7.1. Overview of NLP¶
The purpose of NLP is to start with free text that a human wrote and end up with structured data that a machine can deal with.
CRATE provides a high-level NLP management system. It churns through databases (typically, databases that have already been de-identified by CRATE’s anonymisation system) and sends text to one or more NLP processors. It takes the results and stashes them in an NLP output database.
NLP processors can be disparate. For example, CRATE has support for:
- built-in Python NLP via regular expressions;
- all sorts of tools that use GATE;
- other third-party tools like MedEx-UIMA.
7.1.1. Standard NLP output columns¶
All CRATE NLP processors use the following output columns:
|_pk||BIGINT||Arbitrary PK of output record|
|_nlpdef||VARCHAR(64)||Name of the NLP definition producing this row|
|_srcdb||VARCHAR(64)||Source database name (from CRATE NLP config)|
|_srctable||VARCHAR(64)||Source table name|
|_srcpkfield||VARCHAR(64)||PK field (column) name in source table|
|_srcpkval||BIGINT||PK of source record (or integer hash of PK if the PK is a string)|
|_srcpkstr||VARCHAR(64)||NULL if the table has an integer PK, but the PK itself if the PK was a string, to deal with hash collisions.|
|_srcfield||VARCHAR(64)||Field (column) name of source text|
|_srcdatetimefield||DATETIME||Field (column) name containing the source date/time. (Added in v0.18.52.)|
|_srcdatetimeval||DATETIME||Date/time of the source field. (Added in v0.18.52.)|
|_crate_version||VARCHAR(147)||Version of CRATE that generated this NLP record, in semantic version form. (Added in v0.18.53.)|
|_when_fetched_utc||DATETIME||Date/time (in UTC) that the NLP processor fetched the record from the source database. (Added in v0.18.53.)|
The length of the VARCHAR fields that refer to relational database entity names is set by the MAX_SQL_FIELD_LEN constant.
These default output columns are prefixed with an underscore to reduce the
risk of name clashes (for example, with GATE NLP applications
that can themselves generate arbitrary column names). Columns beginning with an
underscore are a nuisance for R, though; one has to refer to them in data
tables as e.g.
dt$`_myfield` rather than

* Material provided *

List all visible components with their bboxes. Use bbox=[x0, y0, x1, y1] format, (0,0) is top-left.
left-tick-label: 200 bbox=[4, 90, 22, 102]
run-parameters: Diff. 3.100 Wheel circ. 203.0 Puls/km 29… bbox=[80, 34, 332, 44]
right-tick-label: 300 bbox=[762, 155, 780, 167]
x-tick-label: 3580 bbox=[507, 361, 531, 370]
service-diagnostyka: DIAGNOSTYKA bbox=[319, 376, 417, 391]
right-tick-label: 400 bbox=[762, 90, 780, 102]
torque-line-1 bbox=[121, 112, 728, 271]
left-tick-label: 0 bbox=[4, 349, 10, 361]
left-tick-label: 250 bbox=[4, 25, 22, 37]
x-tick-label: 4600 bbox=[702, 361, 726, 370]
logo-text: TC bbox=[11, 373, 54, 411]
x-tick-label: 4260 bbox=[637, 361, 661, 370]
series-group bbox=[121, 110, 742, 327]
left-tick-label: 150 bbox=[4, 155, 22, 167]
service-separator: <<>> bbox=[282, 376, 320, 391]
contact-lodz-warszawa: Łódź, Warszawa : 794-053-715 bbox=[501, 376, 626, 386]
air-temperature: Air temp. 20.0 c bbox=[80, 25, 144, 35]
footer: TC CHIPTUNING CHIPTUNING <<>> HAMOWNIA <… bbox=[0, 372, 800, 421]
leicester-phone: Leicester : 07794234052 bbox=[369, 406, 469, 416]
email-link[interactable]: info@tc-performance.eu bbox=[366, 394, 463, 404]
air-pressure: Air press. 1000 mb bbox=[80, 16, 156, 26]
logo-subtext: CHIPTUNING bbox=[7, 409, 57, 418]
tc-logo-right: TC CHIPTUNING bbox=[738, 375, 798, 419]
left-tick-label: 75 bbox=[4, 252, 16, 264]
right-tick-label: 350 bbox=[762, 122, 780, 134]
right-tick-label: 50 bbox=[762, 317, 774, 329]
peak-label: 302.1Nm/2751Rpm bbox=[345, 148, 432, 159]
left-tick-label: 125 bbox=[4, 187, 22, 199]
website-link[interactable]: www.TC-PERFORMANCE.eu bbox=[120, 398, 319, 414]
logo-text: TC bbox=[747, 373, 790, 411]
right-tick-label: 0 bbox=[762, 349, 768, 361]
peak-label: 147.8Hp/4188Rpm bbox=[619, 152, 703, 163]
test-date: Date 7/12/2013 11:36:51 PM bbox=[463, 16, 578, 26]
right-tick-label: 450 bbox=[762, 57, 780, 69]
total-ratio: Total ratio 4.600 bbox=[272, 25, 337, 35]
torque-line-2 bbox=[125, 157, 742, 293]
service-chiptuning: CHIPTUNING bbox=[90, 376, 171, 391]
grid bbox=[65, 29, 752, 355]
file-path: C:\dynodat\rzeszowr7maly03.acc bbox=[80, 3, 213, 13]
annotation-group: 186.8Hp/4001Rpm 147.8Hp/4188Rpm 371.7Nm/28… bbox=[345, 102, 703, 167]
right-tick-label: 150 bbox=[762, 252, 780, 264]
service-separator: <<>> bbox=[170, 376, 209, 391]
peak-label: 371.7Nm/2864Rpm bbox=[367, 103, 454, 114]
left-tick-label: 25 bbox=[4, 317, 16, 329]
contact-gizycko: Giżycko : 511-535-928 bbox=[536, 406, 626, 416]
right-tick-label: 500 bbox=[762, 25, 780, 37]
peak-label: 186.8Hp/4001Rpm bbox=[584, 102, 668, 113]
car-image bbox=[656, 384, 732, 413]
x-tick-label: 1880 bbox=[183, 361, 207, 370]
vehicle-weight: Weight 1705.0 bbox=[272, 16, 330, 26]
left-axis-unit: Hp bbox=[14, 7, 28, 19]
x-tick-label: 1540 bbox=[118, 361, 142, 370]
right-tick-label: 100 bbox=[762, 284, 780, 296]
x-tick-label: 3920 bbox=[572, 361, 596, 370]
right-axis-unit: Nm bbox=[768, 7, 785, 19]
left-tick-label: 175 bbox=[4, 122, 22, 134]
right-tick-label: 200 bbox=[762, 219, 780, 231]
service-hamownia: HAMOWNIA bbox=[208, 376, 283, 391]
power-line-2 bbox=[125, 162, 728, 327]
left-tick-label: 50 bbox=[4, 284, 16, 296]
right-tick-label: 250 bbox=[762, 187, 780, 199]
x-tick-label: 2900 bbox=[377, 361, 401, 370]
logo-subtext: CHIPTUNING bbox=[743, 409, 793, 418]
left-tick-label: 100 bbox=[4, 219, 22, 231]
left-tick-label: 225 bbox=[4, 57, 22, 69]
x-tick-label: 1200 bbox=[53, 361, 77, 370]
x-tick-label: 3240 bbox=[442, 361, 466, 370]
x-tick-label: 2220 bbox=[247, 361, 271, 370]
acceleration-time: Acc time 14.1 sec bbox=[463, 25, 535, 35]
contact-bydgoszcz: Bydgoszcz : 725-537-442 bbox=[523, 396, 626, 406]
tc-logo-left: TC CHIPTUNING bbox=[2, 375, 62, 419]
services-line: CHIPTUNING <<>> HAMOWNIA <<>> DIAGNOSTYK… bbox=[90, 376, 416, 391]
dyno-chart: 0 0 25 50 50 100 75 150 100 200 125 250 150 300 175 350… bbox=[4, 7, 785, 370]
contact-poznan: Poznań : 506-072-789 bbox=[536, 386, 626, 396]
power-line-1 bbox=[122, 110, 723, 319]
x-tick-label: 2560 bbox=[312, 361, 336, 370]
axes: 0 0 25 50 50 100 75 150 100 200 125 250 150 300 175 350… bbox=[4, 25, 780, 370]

* Short task *
From the CRATE NLP overview, print the passage between "7.1. Overview of" and "NLP output database.", inclusive, word for word.

* Response *
7.1. Overview of NLP¶
The purpose of NLP is to start with free text that a human wrote and end up with structured data that a machine can deal with.
CRATE provides a high-level NLP management system. It churns through databases (typically, databases that have already been de-identified by CRATE’s anonymisation system) and sends text to one or more NLP processors. It takes the results and stashes them in an NLP output database.